(Figure collection entries)
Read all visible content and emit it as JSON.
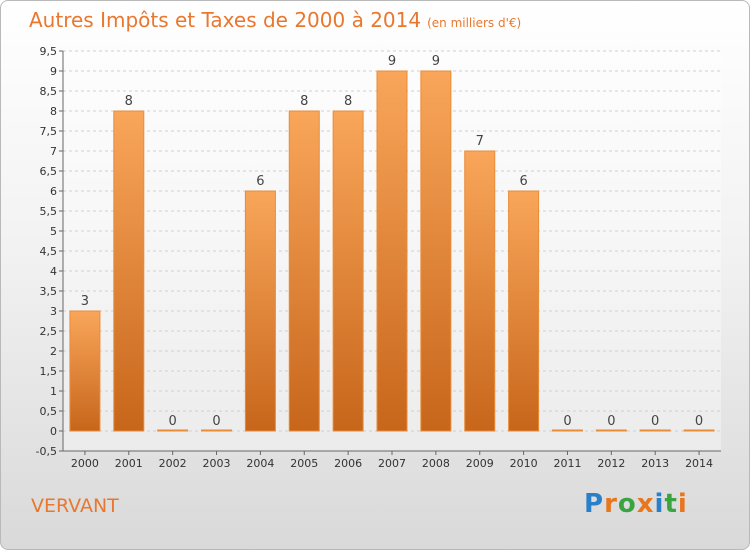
{
  "title": "Autres Impôts et Taxes de 2000 à 2014",
  "unit": "(en milliers d'€)",
  "place": "VERVANT",
  "logo": {
    "letters": [
      "P",
      "r",
      "o",
      "x",
      "i",
      "t",
      "i"
    ],
    "colors": [
      "#2a7fc9",
      "#e8761e",
      "#3aa540",
      "#e8761e",
      "#2a7fc9",
      "#3aa540",
      "#e8761e"
    ]
  },
  "colors": {
    "bar_top": "#f9a65a",
    "bar_bottom": "#c7661b",
    "accent": "#e9772e"
  },
  "chart_data": {
    "type": "bar",
    "categories": [
      "2000",
      "2001",
      "2002",
      "2003",
      "2004",
      "2005",
      "2006",
      "2007",
      "2008",
      "2009",
      "2010",
      "2011",
      "2012",
      "2013",
      "2014"
    ],
    "values": [
      3,
      8,
      0,
      0,
      6,
      8,
      8,
      9,
      9,
      7,
      6,
      0,
      0,
      0,
      0
    ],
    "ylim": [
      -0.5,
      9.5
    ],
    "yticks": [
      "-0,5",
      "0",
      "0,5",
      "1",
      "1,5",
      "2",
      "2,5",
      "3",
      "3,5",
      "4",
      "4,5",
      "5",
      "5,5",
      "6",
      "6,5",
      "7",
      "7,5",
      "8",
      "8,5",
      "9",
      "9,5"
    ],
    "grid": true,
    "xlabel": "",
    "ylabel": ""
  }
}
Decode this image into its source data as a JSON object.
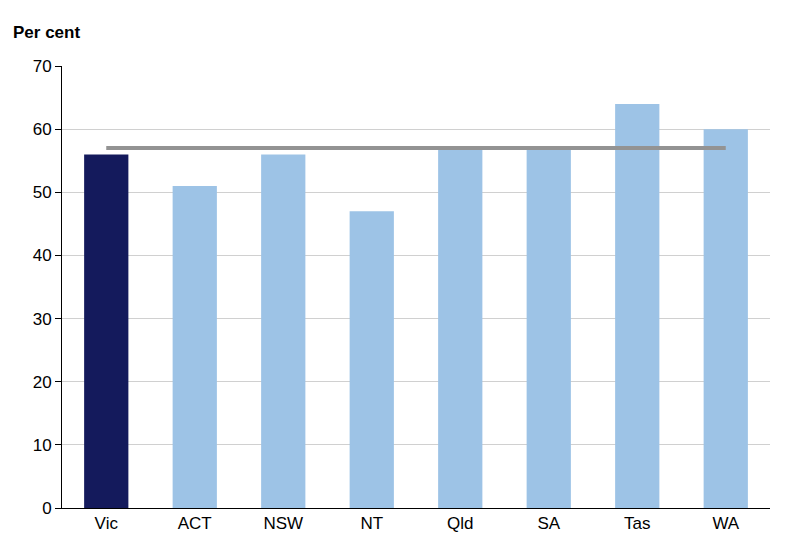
{
  "chart_data": {
    "type": "bar",
    "y_label": "Per cent",
    "categories": [
      "Vic",
      "ACT",
      "NSW",
      "NT",
      "Qld",
      "SA",
      "Tas",
      "WA"
    ],
    "series": [
      {
        "type": "bar",
        "colors": [
          "#141a5c",
          "#9dc3e6",
          "#9dc3e6",
          "#9dc3e6",
          "#9dc3e6",
          "#9dc3e6",
          "#9dc3e6",
          "#9dc3e6"
        ],
        "values": [
          56,
          51,
          56,
          47,
          57,
          57,
          64,
          60
        ]
      },
      {
        "type": "line",
        "color": "#939393",
        "values": [
          57,
          57,
          57,
          57,
          57,
          57,
          57,
          57
        ]
      }
    ],
    "ylim": [
      0,
      70
    ],
    "yticks": [
      0,
      10,
      20,
      30,
      40,
      50,
      60,
      70
    ],
    "grid": true
  }
}
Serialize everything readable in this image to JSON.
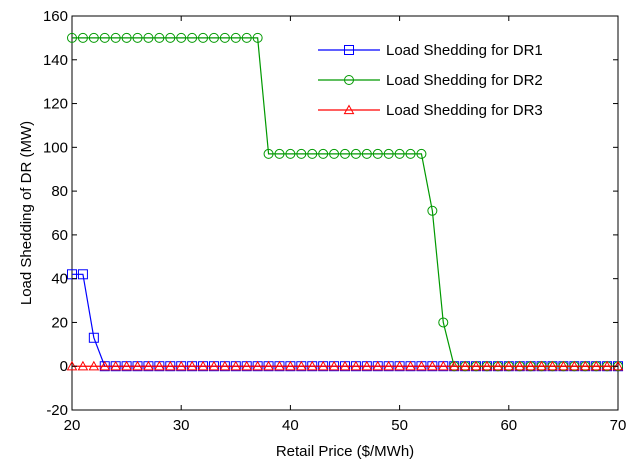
{
  "chart_data": {
    "type": "line",
    "title": "",
    "xlabel": "Retail Price ($/MWh)",
    "ylabel": "Load Shedding of DR (MW)",
    "xlim": [
      20,
      70
    ],
    "ylim": [
      -20,
      160
    ],
    "xticks": [
      "20",
      "30",
      "40",
      "50",
      "60",
      "70"
    ],
    "yticks": [
      "-20",
      "0",
      "20",
      "40",
      "60",
      "80",
      "100",
      "120",
      "140",
      "160"
    ],
    "grid": false,
    "legend_position": "top-right",
    "series": [
      {
        "name": "Load Shedding for DR1",
        "color": "#0000ff",
        "marker": "square",
        "x": [
          20,
          21,
          22,
          23,
          24,
          25,
          26,
          27,
          28,
          29,
          30,
          31,
          32,
          33,
          34,
          35,
          36,
          37,
          38,
          39,
          40,
          41,
          42,
          43,
          44,
          45,
          46,
          47,
          48,
          49,
          50,
          51,
          52,
          53,
          54,
          55,
          56,
          57,
          58,
          59,
          60,
          61,
          62,
          63,
          64,
          65,
          66,
          67,
          68,
          69,
          70
        ],
        "values": [
          42,
          42,
          13,
          0,
          0,
          0,
          0,
          0,
          0,
          0,
          0,
          0,
          0,
          0,
          0,
          0,
          0,
          0,
          0,
          0,
          0,
          0,
          0,
          0,
          0,
          0,
          0,
          0,
          0,
          0,
          0,
          0,
          0,
          0,
          0,
          0,
          0,
          0,
          0,
          0,
          0,
          0,
          0,
          0,
          0,
          0,
          0,
          0,
          0,
          0,
          0
        ]
      },
      {
        "name": "Load Shedding for DR2",
        "color": "#009900",
        "marker": "circle",
        "x": [
          20,
          21,
          22,
          23,
          24,
          25,
          26,
          27,
          28,
          29,
          30,
          31,
          32,
          33,
          34,
          35,
          36,
          37,
          38,
          39,
          40,
          41,
          42,
          43,
          44,
          45,
          46,
          47,
          48,
          49,
          50,
          51,
          52,
          53,
          54,
          55,
          56,
          57,
          58,
          59,
          60,
          61,
          62,
          63,
          64,
          65,
          66,
          67,
          68,
          69,
          70
        ],
        "values": [
          150,
          150,
          150,
          150,
          150,
          150,
          150,
          150,
          150,
          150,
          150,
          150,
          150,
          150,
          150,
          150,
          150,
          150,
          97,
          97,
          97,
          97,
          97,
          97,
          97,
          97,
          97,
          97,
          97,
          97,
          97,
          97,
          97,
          71,
          20,
          0,
          0,
          0,
          0,
          0,
          0,
          0,
          0,
          0,
          0,
          0,
          0,
          0,
          0,
          0,
          0
        ]
      },
      {
        "name": "Load Shedding for DR3",
        "color": "#ff0000",
        "marker": "triangle",
        "x": [
          20,
          21,
          22,
          23,
          24,
          25,
          26,
          27,
          28,
          29,
          30,
          31,
          32,
          33,
          34,
          35,
          36,
          37,
          38,
          39,
          40,
          41,
          42,
          43,
          44,
          45,
          46,
          47,
          48,
          49,
          50,
          51,
          52,
          53,
          54,
          55,
          56,
          57,
          58,
          59,
          60,
          61,
          62,
          63,
          64,
          65,
          66,
          67,
          68,
          69,
          70
        ],
        "values": [
          0,
          0,
          0,
          0,
          0,
          0,
          0,
          0,
          0,
          0,
          0,
          0,
          0,
          0,
          0,
          0,
          0,
          0,
          0,
          0,
          0,
          0,
          0,
          0,
          0,
          0,
          0,
          0,
          0,
          0,
          0,
          0,
          0,
          0,
          0,
          0,
          0,
          0,
          0,
          0,
          0,
          0,
          0,
          0,
          0,
          0,
          0,
          0,
          0,
          0,
          0
        ]
      }
    ]
  }
}
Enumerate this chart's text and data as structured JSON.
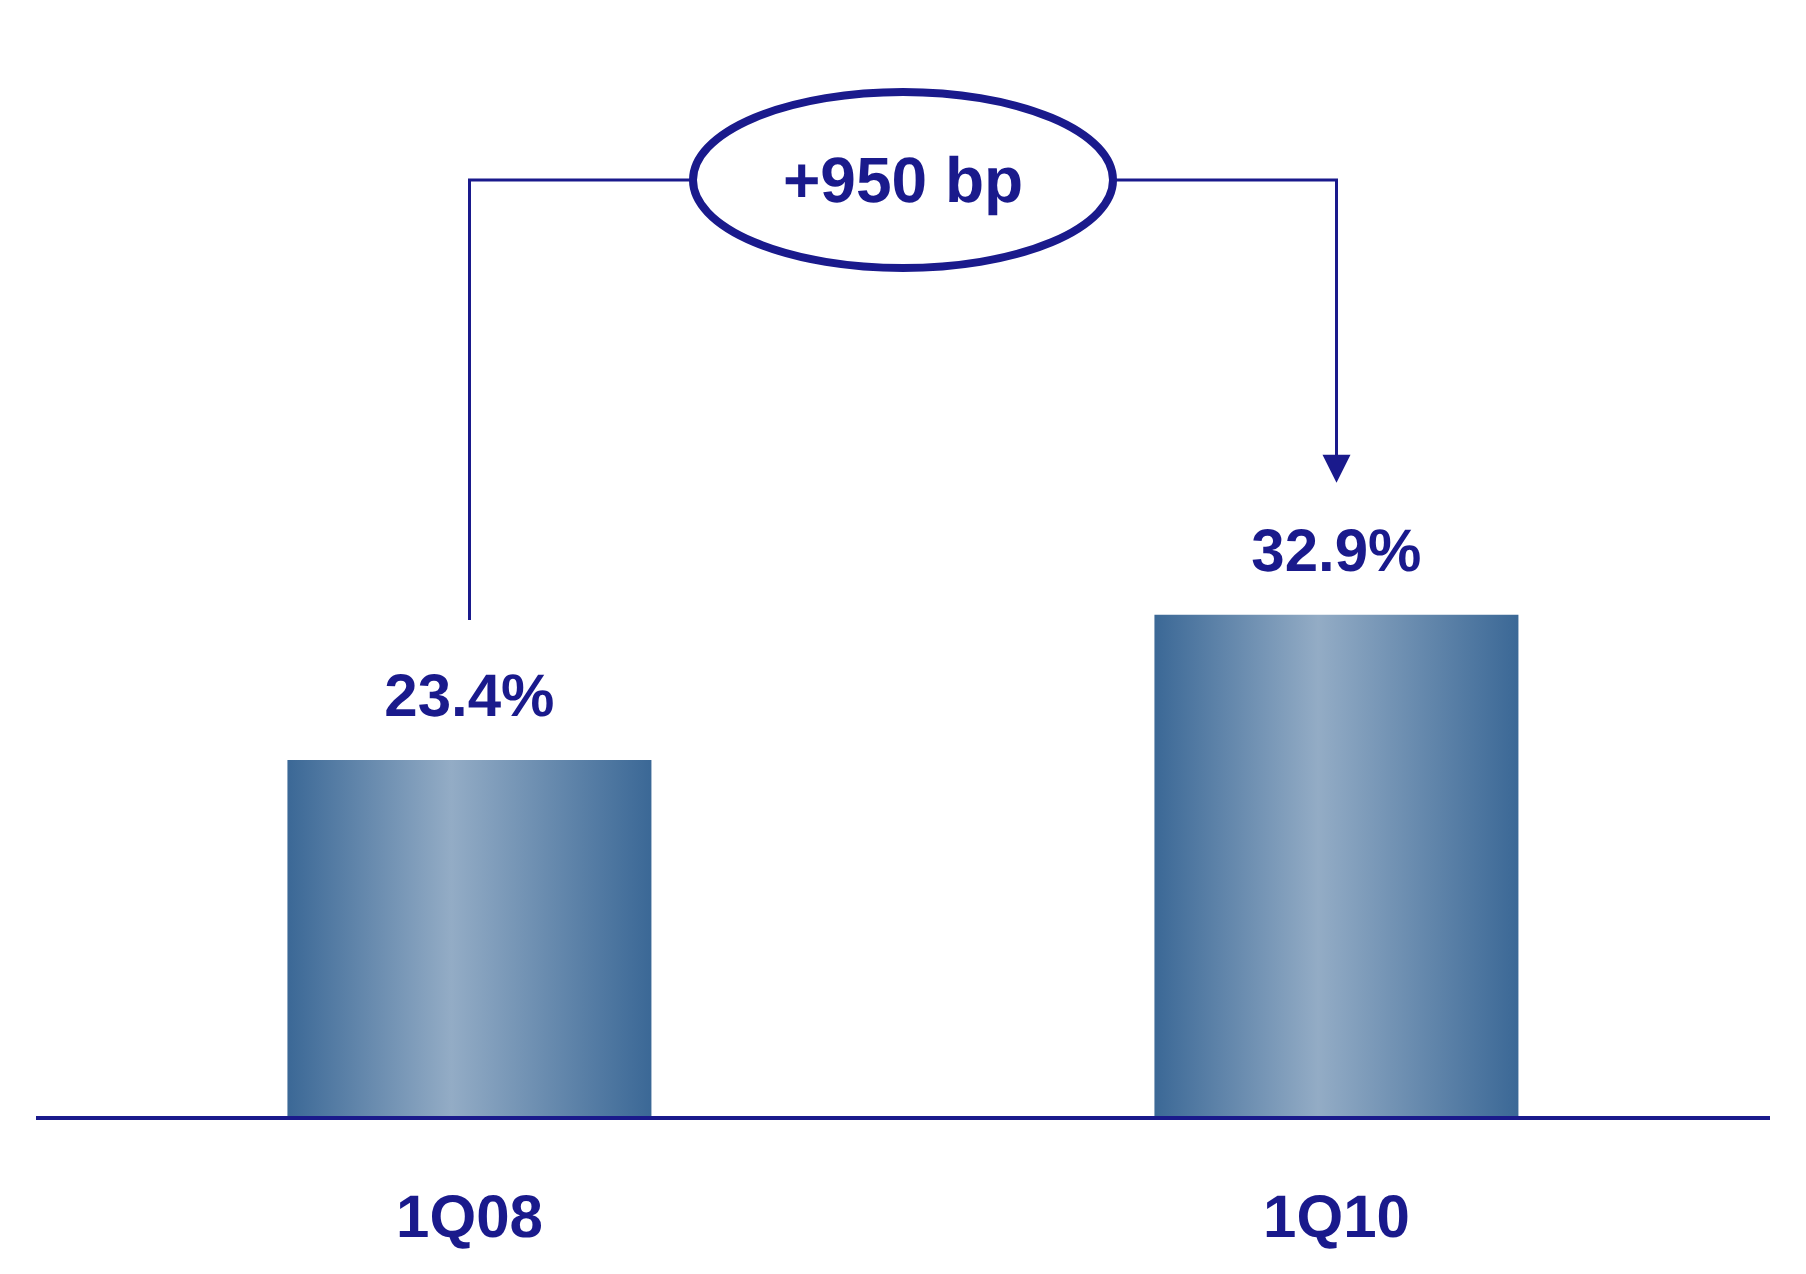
{
  "chart_data": {
    "type": "bar",
    "categories": [
      "1Q08",
      "1Q10"
    ],
    "values": [
      23.4,
      32.9
    ],
    "value_labels": [
      "23.4%",
      "32.9%"
    ],
    "color": "#3b6896",
    "annotations": [
      "+950 bp"
    ]
  }
}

* [GOAL OF THE EXERCISE]
The records shown above are to be repeated exactly, with the pictures left out.

* [EXERCISE RESPONSE]
Read all visible content and emit it as JSON.
{
  "title": "Autres Impôts et Taxes de 2000 à 2014",
  "unit": "(en milliers d'€)",
  "place": "VERVANT",
  "logo": {
    "letters": [
      "P",
      "r",
      "o",
      "x",
      "i",
      "t",
      "i"
    ],
    "colors": [
      "#2a7fc9",
      "#e8761e",
      "#3aa540",
      "#e8761e",
      "#2a7fc9",
      "#3aa540",
      "#e8761e"
    ]
  },
  "colors": {
    "bar_top": "#f9a65a",
    "bar_bottom": "#c7661b",
    "accent": "#e9772e"
  },
  "chart_data": {
    "type": "bar",
    "categories": [
      "2000",
      "2001",
      "2002",
      "2003",
      "2004",
      "2005",
      "2006",
      "2007",
      "2008",
      "2009",
      "2010",
      "2011",
      "2012",
      "2013",
      "2014"
    ],
    "values": [
      3,
      8,
      0,
      0,
      6,
      8,
      8,
      9,
      9,
      7,
      6,
      0,
      0,
      0,
      0
    ],
    "ylim": [
      -0.5,
      9.5
    ],
    "yticks": [
      "-0,5",
      "0",
      "0,5",
      "1",
      "1,5",
      "2",
      "2,5",
      "3",
      "3,5",
      "4",
      "4,5",
      "5",
      "5,5",
      "6",
      "6,5",
      "7",
      "7,5",
      "8",
      "8,5",
      "9",
      "9,5"
    ],
    "grid": true,
    "xlabel": "",
    "ylabel": ""
  }
}
Decode this image into its source data as a JSON object.
{
  "chart_data": {
    "type": "bar",
    "y_label": "Per cent",
    "categories": [
      "Vic",
      "ACT",
      "NSW",
      "NT",
      "Qld",
      "SA",
      "Tas",
      "WA"
    ],
    "series": [
      {
        "type": "bar",
        "colors": [
          "#141a5c",
          "#9dc3e6",
          "#9dc3e6",
          "#9dc3e6",
          "#9dc3e6",
          "#9dc3e6",
          "#9dc3e6",
          "#9dc3e6"
        ],
        "values": [
          56,
          51,
          56,
          47,
          57,
          57,
          64,
          60
        ]
      },
      {
        "type": "line",
        "color": "#939393",
        "values": [
          57,
          57,
          57,
          57,
          57,
          57,
          57,
          57
        ]
      }
    ],
    "ylim": [
      0,
      70
    ],
    "yticks": [
      0,
      10,
      20,
      30,
      40,
      50,
      60,
      70
    ],
    "grid": true
  }
}
Serialize everything readable in this image to JSON.
{
  "chart_data": {
    "type": "line",
    "title": "",
    "xlabel": "Retail Price ($/MWh)",
    "ylabel": "Load Shedding of DR (MW)",
    "xlim": [
      20,
      70
    ],
    "ylim": [
      -20,
      160
    ],
    "xticks": [
      "20",
      "30",
      "40",
      "50",
      "60",
      "70"
    ],
    "yticks": [
      "-20",
      "0",
      "20",
      "40",
      "60",
      "80",
      "100",
      "120",
      "140",
      "160"
    ],
    "grid": false,
    "legend_position": "top-right",
    "series": [
      {
        "name": "Load Shedding for DR1",
        "color": "#0000ff",
        "marker": "square",
        "x": [
          20,
          21,
          22,
          23,
          24,
          25,
          26,
          27,
          28,
          29,
          30,
          31,
          32,
          33,
          34,
          35,
          36,
          37,
          38,
          39,
          40,
          41,
          42,
          43,
          44,
          45,
          46,
          47,
          48,
          49,
          50,
          51,
          52,
          53,
          54,
          55,
          56,
          57,
          58,
          59,
          60,
          61,
          62,
          63,
          64,
          65,
          66,
          67,
          68,
          69,
          70
        ],
        "values": [
          42,
          42,
          13,
          0,
          0,
          0,
          0,
          0,
          0,
          0,
          0,
          0,
          0,
          0,
          0,
          0,
          0,
          0,
          0,
          0,
          0,
          0,
          0,
          0,
          0,
          0,
          0,
          0,
          0,
          0,
          0,
          0,
          0,
          0,
          0,
          0,
          0,
          0,
          0,
          0,
          0,
          0,
          0,
          0,
          0,
          0,
          0,
          0,
          0,
          0,
          0
        ]
      },
      {
        "name": "Load Shedding for DR2",
        "color": "#009900",
        "marker": "circle",
        "x": [
          20,
          21,
          22,
          23,
          24,
          25,
          26,
          27,
          28,
          29,
          30,
          31,
          32,
          33,
          34,
          35,
          36,
          37,
          38,
          39,
          40,
          41,
          42,
          43,
          44,
          45,
          46,
          47,
          48,
          49,
          50,
          51,
          52,
          53,
          54,
          55,
          56,
          57,
          58,
          59,
          60,
          61,
          62,
          63,
          64,
          65,
          66,
          67,
          68,
          69,
          70
        ],
        "values": [
          150,
          150,
          150,
          150,
          150,
          150,
          150,
          150,
          150,
          150,
          150,
          150,
          150,
          150,
          150,
          150,
          150,
          150,
          97,
          97,
          97,
          97,
          97,
          97,
          97,
          97,
          97,
          97,
          97,
          97,
          97,
          97,
          97,
          71,
          20,
          0,
          0,
          0,
          0,
          0,
          0,
          0,
          0,
          0,
          0,
          0,
          0,
          0,
          0,
          0,
          0
        ]
      },
      {
        "name": "Load Shedding for DR3",
        "color": "#ff0000",
        "marker": "triangle",
        "x": [
          20,
          21,
          22,
          23,
          24,
          25,
          26,
          27,
          28,
          29,
          30,
          31,
          32,
          33,
          34,
          35,
          36,
          37,
          38,
          39,
          40,
          41,
          42,
          43,
          44,
          45,
          46,
          47,
          48,
          49,
          50,
          51,
          52,
          53,
          54,
          55,
          56,
          57,
          58,
          59,
          60,
          61,
          62,
          63,
          64,
          65,
          66,
          67,
          68,
          69,
          70
        ],
        "values": [
          0,
          0,
          0,
          0,
          0,
          0,
          0,
          0,
          0,
          0,
          0,
          0,
          0,
          0,
          0,
          0,
          0,
          0,
          0,
          0,
          0,
          0,
          0,
          0,
          0,
          0,
          0,
          0,
          0,
          0,
          0,
          0,
          0,
          0,
          0,
          0,
          0,
          0,
          0,
          0,
          0,
          0,
          0,
          0,
          0,
          0,
          0,
          0,
          0,
          0,
          0
        ]
      }
    ]
  }
}
Enumerate this chart's text and data as structured JSON.
{
  "chart_data": {
    "type": "bar",
    "categories": [
      "1Q08",
      "1Q10"
    ],
    "values": [
      23.4,
      32.9
    ],
    "value_labels": [
      "23.4%",
      "32.9%"
    ],
    "color": "#3b6896",
    "annotations": [
      "+950 bp"
    ]
  }
}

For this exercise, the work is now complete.